Saved data entries.
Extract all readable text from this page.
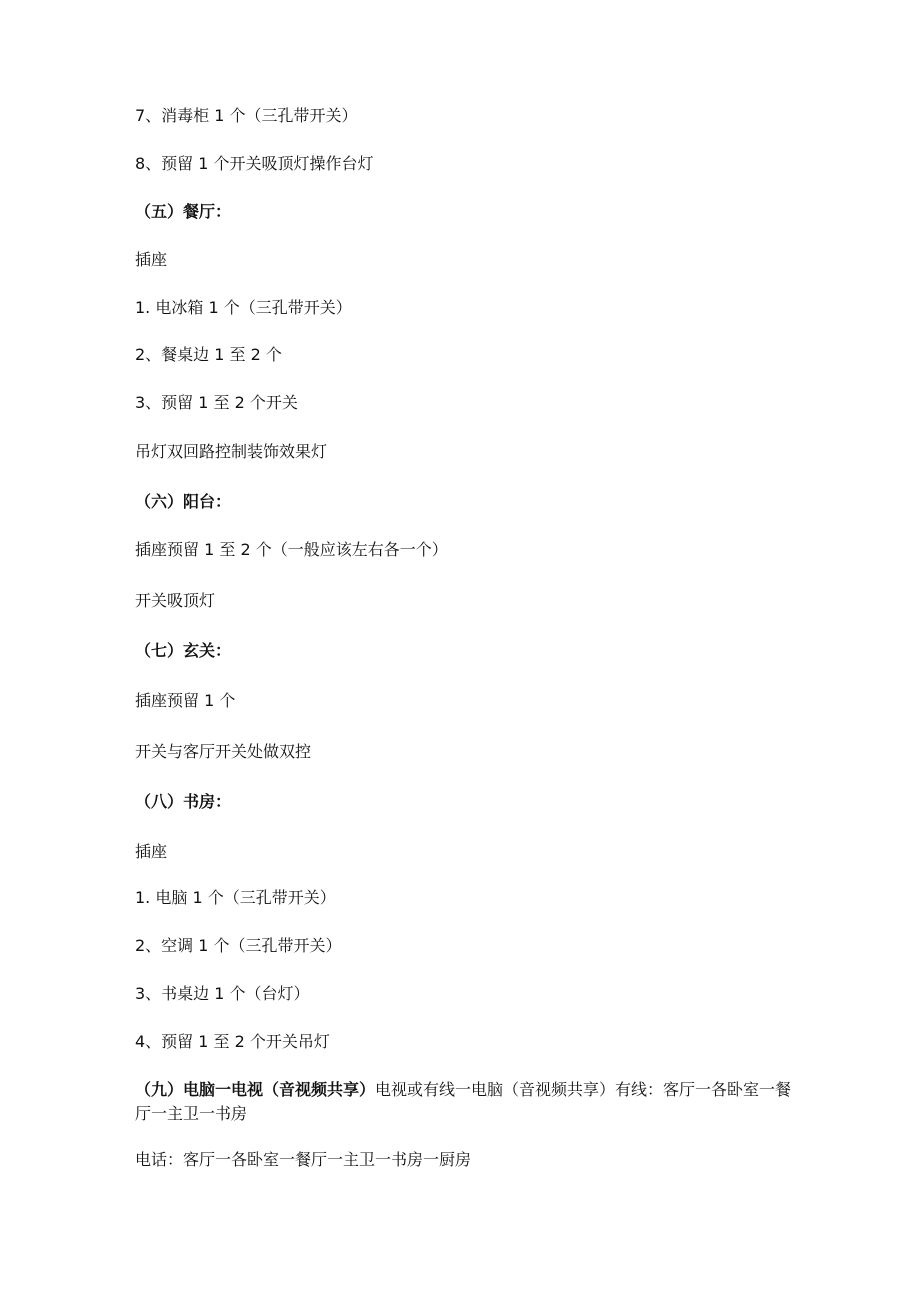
7、消毒柜 1 个（三孔带开关）
8、预留 1 个开关吸顶灯操作台灯
（五）餐厅：
插座
1. 电冰箱 1 个（三孔带开关）
2、餐桌边 1 至 2 个
3、预留 1 至 2 个开关
吊灯双回路控制装饰效果灯
（六）阳台：
插座预留 1 至 2 个（一般应该左右各一个）
开关吸顶灯
（七）玄关：
插座预留 1 个
开关与客厅开关处做双控
（八）书房：
插座
1. 电脑 1 个（三孔带开关）
2、空调 1 个（三孔带开关）
3、书桌边 1 个（台灯）
4、预留 1 至 2 个开关吊灯
（九）电脑一电视（音视频共享）电视或有线一电脑（音视频共享）有线：客厅一各卧室一餐厅一主卫一书房
电话：客厅一各卧室一餐厅一主卫一书房一厨房
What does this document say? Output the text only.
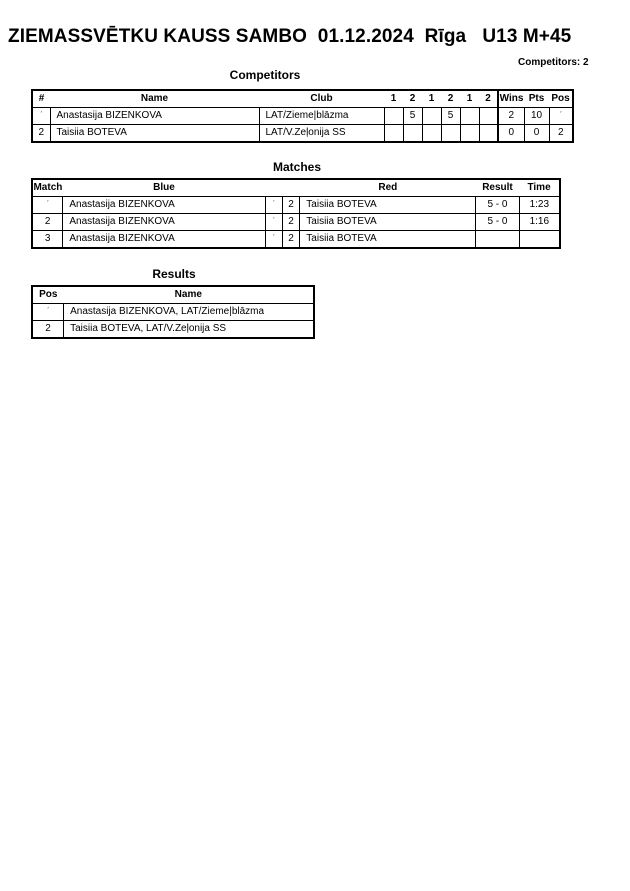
ZIEMASSVĒTKU KAUSS SAMBO  01.12.2024  Rīga   U13 M+45
Competitors: 2
Competitors
#	Name	Club	1	2	1	2	1	2	Wins	Pts	Pos
ˊ	Anastasija BIZENKOVA	LAT/Zieme|blāzma		5		5			2	10	ˊ
2	Taisiia BOTEVA	LAT/V.Zeļonija SS							0	0	2
Matches
Match	Blue			Red	Result	Time
ˊ	Anastasija BIZENKOVA	ˊ	2	Taisiia BOTEVA	5 - 0	1:23
2	Anastasija BIZENKOVA	ˊ	2	Taisiia BOTEVA	5 - 0	1:16
3	Anastasija BIZENKOVA	ˊ	2	Taisiia BOTEVA		
Results
Pos	Name
ˊ	Anastasija BIZENKOVA, LAT/Zieme|blāzma
2	Taisiia BOTEVA, LAT/V.Zeļonija SS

EXERCISE REQUIREMENTS.
Go through the records and show every line with the string "Name" in it.

TASK RESULT.
#	Name	Club	1	2	1	2	1	2	Wins	Pts	Pos
Pos	Name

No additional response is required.